RECORD SET —
----------

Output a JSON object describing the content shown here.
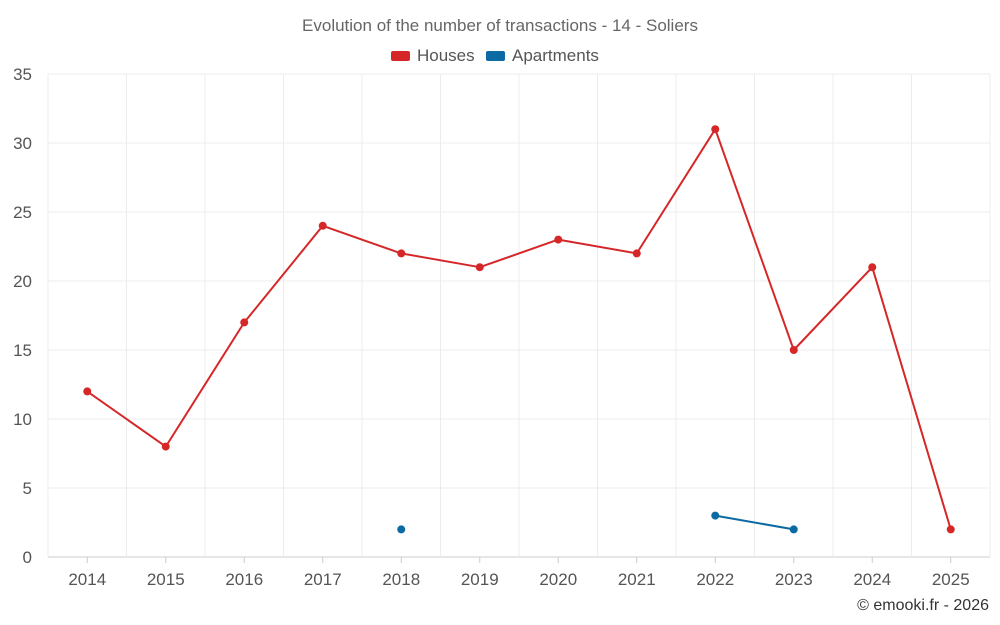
{
  "chart_data": {
    "type": "line",
    "title": "Evolution of the number of transactions - 14 - Soliers",
    "categories": [
      "2014",
      "2015",
      "2016",
      "2017",
      "2018",
      "2019",
      "2020",
      "2021",
      "2022",
      "2023",
      "2024",
      "2025"
    ],
    "series": [
      {
        "name": "Houses",
        "color": "#d62728",
        "values": [
          12,
          8,
          17,
          24,
          22,
          21,
          23,
          22,
          31,
          15,
          21,
          2
        ]
      },
      {
        "name": "Apartments",
        "color": "#0a6aa1",
        "values": [
          null,
          null,
          null,
          null,
          2,
          null,
          null,
          null,
          3,
          2,
          null,
          null
        ]
      }
    ],
    "y_ticks": [
      "0",
      "5",
      "10",
      "15",
      "20",
      "25",
      "30",
      "35"
    ],
    "ylim": [
      0,
      35
    ],
    "xlabel": "",
    "ylabel": "",
    "legend_position": "top-center",
    "grid": true
  },
  "credit": "© emooki.fr - 2026"
}
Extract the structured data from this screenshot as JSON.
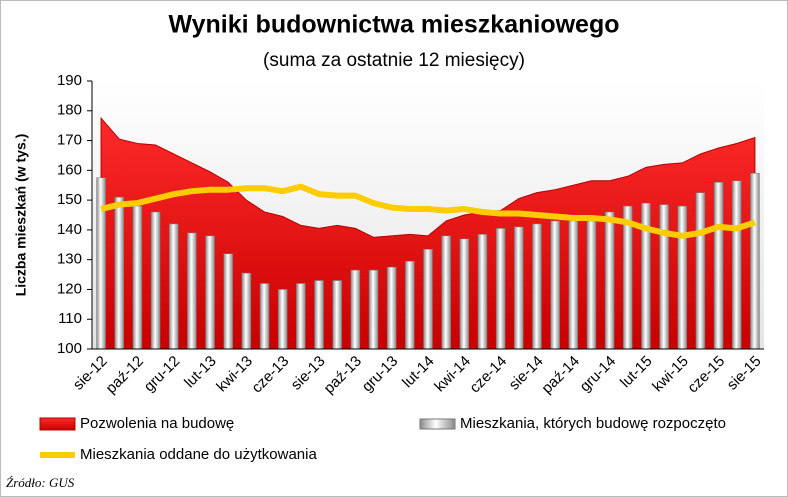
{
  "chart_data": {
    "type": "combo",
    "title": "Wyniki budownictwa mieszkaniowego",
    "subtitle": "(suma za ostatnie 12 miesięcy)",
    "y_label": "Liczba mieszkań (w tys.)",
    "source": "Źródło: GUS",
    "categories": [
      "sie-12",
      null,
      "paź-12",
      null,
      "gru-12",
      null,
      "lut-13",
      null,
      "kwi-13",
      null,
      "cze-13",
      null,
      "sie-13",
      null,
      "paź-13",
      null,
      "gru-13",
      null,
      "lut-14",
      null,
      "kwi-14",
      null,
      "cze-14",
      null,
      "sie-14",
      null,
      "paź-14",
      null,
      "gru-14",
      null,
      "lut-15",
      null,
      "kwi-15",
      null,
      "cze-15",
      null,
      "sie-15"
    ],
    "series": [
      {
        "name": "Pozwolenia na budowę",
        "type": "area",
        "color": "#e00000",
        "values": [
          177.5,
          170.5,
          169,
          168.5,
          165.5,
          162.5,
          159.5,
          156,
          150,
          146,
          144.5,
          141.5,
          140.5,
          141.5,
          140.5,
          137.5,
          138,
          138.5,
          138,
          143,
          145,
          146,
          146.5,
          150.5,
          152.5,
          153.5,
          155,
          156.5,
          156.5,
          158,
          161,
          162,
          162.5,
          165.5,
          167.5,
          169,
          171
        ]
      },
      {
        "name": "Mieszkania, których budowę rozpoczęto",
        "type": "bar",
        "color": "#c0c0c0",
        "values": [
          157.5,
          151,
          148,
          146,
          142,
          139,
          138,
          132,
          125.5,
          122,
          120,
          122,
          123,
          123,
          126.5,
          126.5,
          127.5,
          129.5,
          133.5,
          138,
          137,
          138.5,
          140.5,
          141,
          142,
          143,
          143,
          143,
          146,
          148,
          149,
          148.5,
          148,
          152.5,
          156,
          156.5,
          159
        ]
      },
      {
        "name": "Mieszkania oddane do użytkowania",
        "type": "line",
        "color": "#ffcc00",
        "values": [
          147,
          148.5,
          149,
          150.5,
          152,
          153,
          153.5,
          153.5,
          154,
          154,
          153,
          154.5,
          152,
          151.5,
          151.5,
          149,
          147.5,
          147,
          147,
          146.5,
          147,
          146,
          145.5,
          145.5,
          145,
          144.5,
          144,
          144,
          143.5,
          142.5,
          140.5,
          139,
          138,
          139,
          141,
          140.5,
          142.5
        ]
      }
    ],
    "ylim": [
      100,
      190
    ],
    "yticks": [
      100,
      110,
      120,
      130,
      140,
      150,
      160,
      170,
      180,
      190
    ],
    "grid": false
  }
}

----------

AIM OF THE TASK — Drop the images and repeat the data exactly.

THE RESPONSE —
Output a JSON object describing the content shown here.
{
  "chart_data": {
    "type": "line",
    "title": "Evolution of the number of transactions - 14 - Soliers",
    "categories": [
      "2014",
      "2015",
      "2016",
      "2017",
      "2018",
      "2019",
      "2020",
      "2021",
      "2022",
      "2023",
      "2024",
      "2025"
    ],
    "series": [
      {
        "name": "Houses",
        "color": "#d62728",
        "values": [
          12,
          8,
          17,
          24,
          22,
          21,
          23,
          22,
          31,
          15,
          21,
          2
        ]
      },
      {
        "name": "Apartments",
        "color": "#0a6aa1",
        "values": [
          null,
          null,
          null,
          null,
          2,
          null,
          null,
          null,
          3,
          2,
          null,
          null
        ]
      }
    ],
    "y_ticks": [
      "0",
      "5",
      "10",
      "15",
      "20",
      "25",
      "30",
      "35"
    ],
    "ylim": [
      0,
      35
    ],
    "xlabel": "",
    "ylabel": "",
    "legend_position": "top-center",
    "grid": true
  },
  "credit": "© emooki.fr - 2026"
}
Extract the structured data from this screenshot as JSON.
{
  "chart_data": {
    "type": "combo",
    "title": "Wyniki budownictwa mieszkaniowego",
    "subtitle": "(suma za ostatnie 12 miesięcy)",
    "y_label": "Liczba mieszkań (w tys.)",
    "source": "Źródło: GUS",
    "categories": [
      "sie-12",
      null,
      "paź-12",
      null,
      "gru-12",
      null,
      "lut-13",
      null,
      "kwi-13",
      null,
      "cze-13",
      null,
      "sie-13",
      null,
      "paź-13",
      null,
      "gru-13",
      null,
      "lut-14",
      null,
      "kwi-14",
      null,
      "cze-14",
      null,
      "sie-14",
      null,
      "paź-14",
      null,
      "gru-14",
      null,
      "lut-15",
      null,
      "kwi-15",
      null,
      "cze-15",
      null,
      "sie-15"
    ],
    "series": [
      {
        "name": "Pozwolenia na budowę",
        "type": "area",
        "color": "#e00000",
        "values": [
          177.5,
          170.5,
          169,
          168.5,
          165.5,
          162.5,
          159.5,
          156,
          150,
          146,
          144.5,
          141.5,
          140.5,
          141.5,
          140.5,
          137.5,
          138,
          138.5,
          138,
          143,
          145,
          146,
          146.5,
          150.5,
          152.5,
          153.5,
          155,
          156.5,
          156.5,
          158,
          161,
          162,
          162.5,
          165.5,
          167.5,
          169,
          171
        ]
      },
      {
        "name": "Mieszkania, których budowę rozpoczęto",
        "type": "bar",
        "color": "#c0c0c0",
        "values": [
          157.5,
          151,
          148,
          146,
          142,
          139,
          138,
          132,
          125.5,
          122,
          120,
          122,
          123,
          123,
          126.5,
          126.5,
          127.5,
          129.5,
          133.5,
          138,
          137,
          138.5,
          140.5,
          141,
          142,
          143,
          143,
          143,
          146,
          148,
          149,
          148.5,
          148,
          152.5,
          156,
          156.5,
          159
        ]
      },
      {
        "name": "Mieszkania oddane do użytkowania",
        "type": "line",
        "color": "#ffcc00",
        "values": [
          147,
          148.5,
          149,
          150.5,
          152,
          153,
          153.5,
          153.5,
          154,
          154,
          153,
          154.5,
          152,
          151.5,
          151.5,
          149,
          147.5,
          147,
          147,
          146.5,
          147,
          146,
          145.5,
          145.5,
          145,
          144.5,
          144,
          144,
          143.5,
          142.5,
          140.5,
          139,
          138,
          139,
          141,
          140.5,
          142.5
        ]
      }
    ],
    "ylim": [
      100,
      190
    ],
    "yticks": [
      100,
      110,
      120,
      130,
      140,
      150,
      160,
      170,
      180,
      190
    ],
    "grid": false
  }
}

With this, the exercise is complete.